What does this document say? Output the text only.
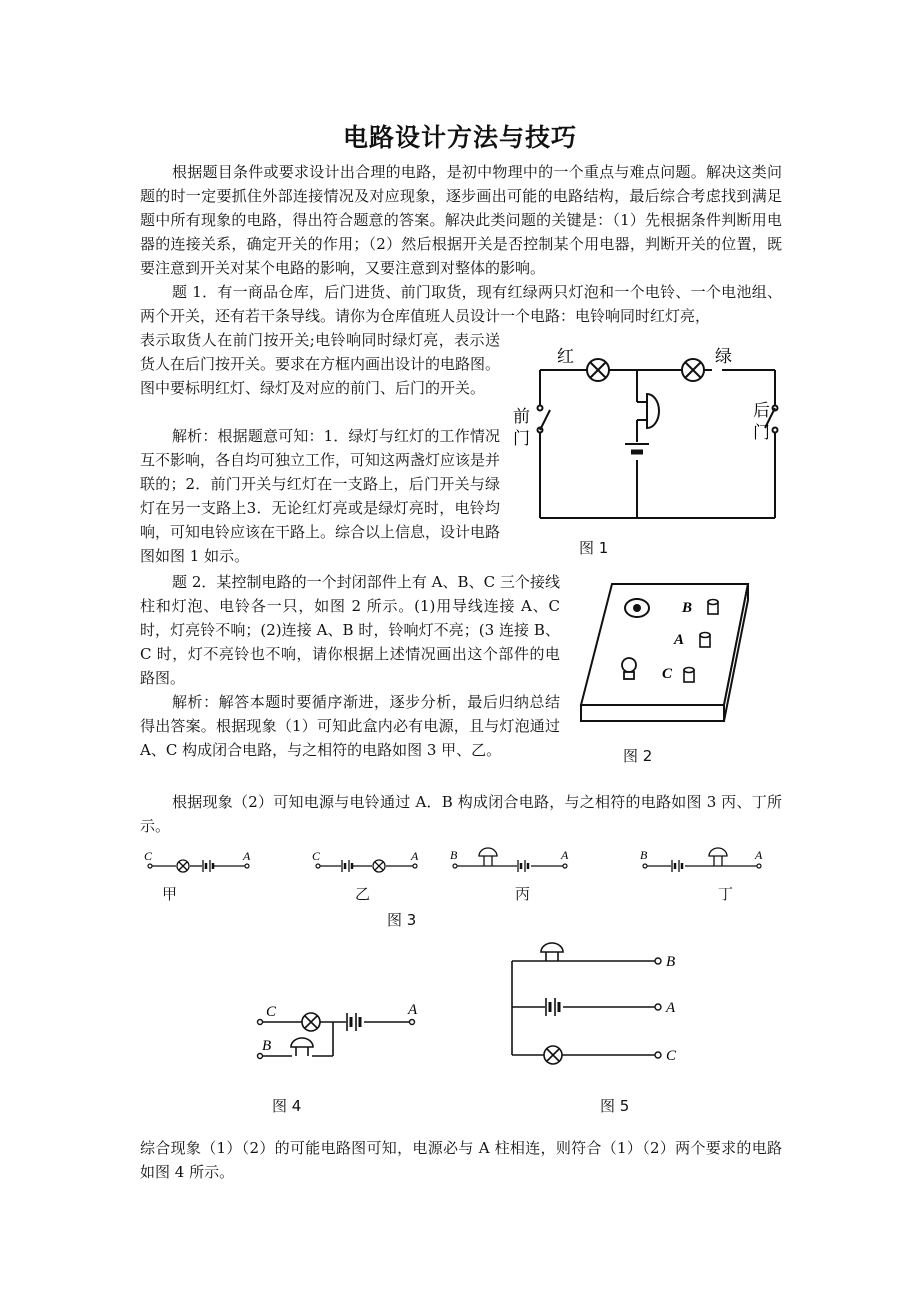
电路设计方法与技巧
根据题目条件或要求设计出合理的电路，是初中物理中的一个重点与难点问题。解决这类问题的时一定要抓住外部连接情况及对应现象，逐步画出可能的电路结构，最后综合考虑找到满足题中所有现象的电路，得出符合题意的答案。解决此类问题的关键是：（1）先根据条件判断用电器的连接关系，确定开关的作用；（2）然后根据开关是否控制某个用电器，判断开关的位置，既要注意到开关对某个电路的影响，又要注意到对整体的影响。
题 1．有一商品仓库，后门进货、前门取货，现有红绿两只灯泡和一个电铃、一个电池组、两个开关，还有若干条导线。请你为仓库值班人员设计一个电路：电铃响同时红灯亮，
表示取货人在前门按开关;电铃响同时绿灯亮，表示送货人在后门按开关。要求在方框内画出设计的电路图。图中要标明红灯、绿灯及对应的前门、后门的开关。
解析：根据题意可知：1．绿灯与红灯的工作情况互不影响，各自均可独立工作，可知这两盏灯应该是并联的；2．前门开关与红灯在一支路上，后门开关与绿灯在另一支路上3．无论红灯亮或是绿灯亮时，电铃均响，可知电铃应该在干路上。综合以上信息，设计电路图如图 1 如示。
题 2．某控制电路的一个封闭部件上有 A、B、C 三个接线柱和灯泡、电铃各一只，如图 2 所示。(1)用导线连接 A、C 时，灯亮铃不响；(2)连接 A、B 时，铃响灯不亮；(3 连接 B、C 时，灯不亮铃也不响，请你根据上述情况画出这个部件的电路图。
解析：解答本题时要循序渐进，逐步分析，最后归纳总结得出答案。根据现象（1）可知此盒内必有电源，且与灯泡通过 A、C 构成闭合电路，与之相符的电路如图 3 甲、乙。
根据现象（2）可知电源与电铃通过 A．B 构成闭合电路，与之相符的电路如图 3 丙、丁所示。
综合现象（1）（2）的可能电路图可知，电源必与 A 柱相连，则符合（1）（2）两个要求的电路如图 4 所示。
红	绿
前
门
后
门
图 1
B
A
C
图 2
C	A
甲
C	A
乙
B	A
丙
B	A
丁
图 3
C	A
B
图 4
B
A
C
图 5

════════════════

[GIVEN REQUEST]: Reproduce each line of the records exactly, and omit every picture.

[RESPONSE TO THIS TASK]:
What does this document say? Output the text only.
电路设计方法与技巧
根据题目条件或要求设计出合理的电路，是初中物理中的一个重点与难点问题。解决这类问题的时一定要抓住外部连接情况及对应现象，逐步画出可能的电路结构，最后综合考虑找到满足题中所有现象的电路，得出符合题意的答案。解决此类问题的关键是：（1）先根据条件判断用电器的连接关系，确定开关的作用；（2）然后根据开关是否控制某个用电器，判断开关的位置，既要注意到开关对某个电路的影响，又要注意到对整体的影响。
题 1．有一商品仓库，后门进货、前门取货，现有红绿两只灯泡和一个电铃、一个电池组、两个开关，还有若干条导线。请你为仓库值班人员设计一个电路：电铃响同时红灯亮，
表示取货人在前门按开关;电铃响同时绿灯亮，表示送货人在后门按开关。要求在方框内画出设计的电路图。图中要标明红灯、绿灯及对应的前门、后门的开关。
解析：根据题意可知：1．绿灯与红灯的工作情况互不影响，各自均可独立工作，可知这两盏灯应该是并联的；2．前门开关与红灯在一支路上，后门开关与绿灯在另一支路上3．无论红灯亮或是绿灯亮时，电铃均响，可知电铃应该在干路上。综合以上信息，设计电路图如图 1 如示。
题 2．某控制电路的一个封闭部件上有 A、B、C 三个接线柱和灯泡、电铃各一只，如图 2 所示。(1)用导线连接 A、C 时，灯亮铃不响；(2)连接 A、B 时，铃响灯不亮；(3 连接 B、C 时，灯不亮铃也不响，请你根据上述情况画出这个部件的电路图。
解析：解答本题时要循序渐进，逐步分析，最后归纳总结得出答案。根据现象（1）可知此盒内必有电源，且与灯泡通过 A、C 构成闭合电路，与之相符的电路如图 3 甲、乙。
根据现象（2）可知电源与电铃通过 A．B 构成闭合电路，与之相符的电路如图 3 丙、丁所示。
综合现象（1）（2）的可能电路图可知，电源必与 A 柱相连，则符合（1）（2）两个要求的电路如图 4 所示。
红	绿
前
门
后
门
图 1
B
A
C
图 2
C	A
甲
C	A
乙
B	A
丙
B	A
丁
图 3
C	A
B
图 4
B
A
C
图 5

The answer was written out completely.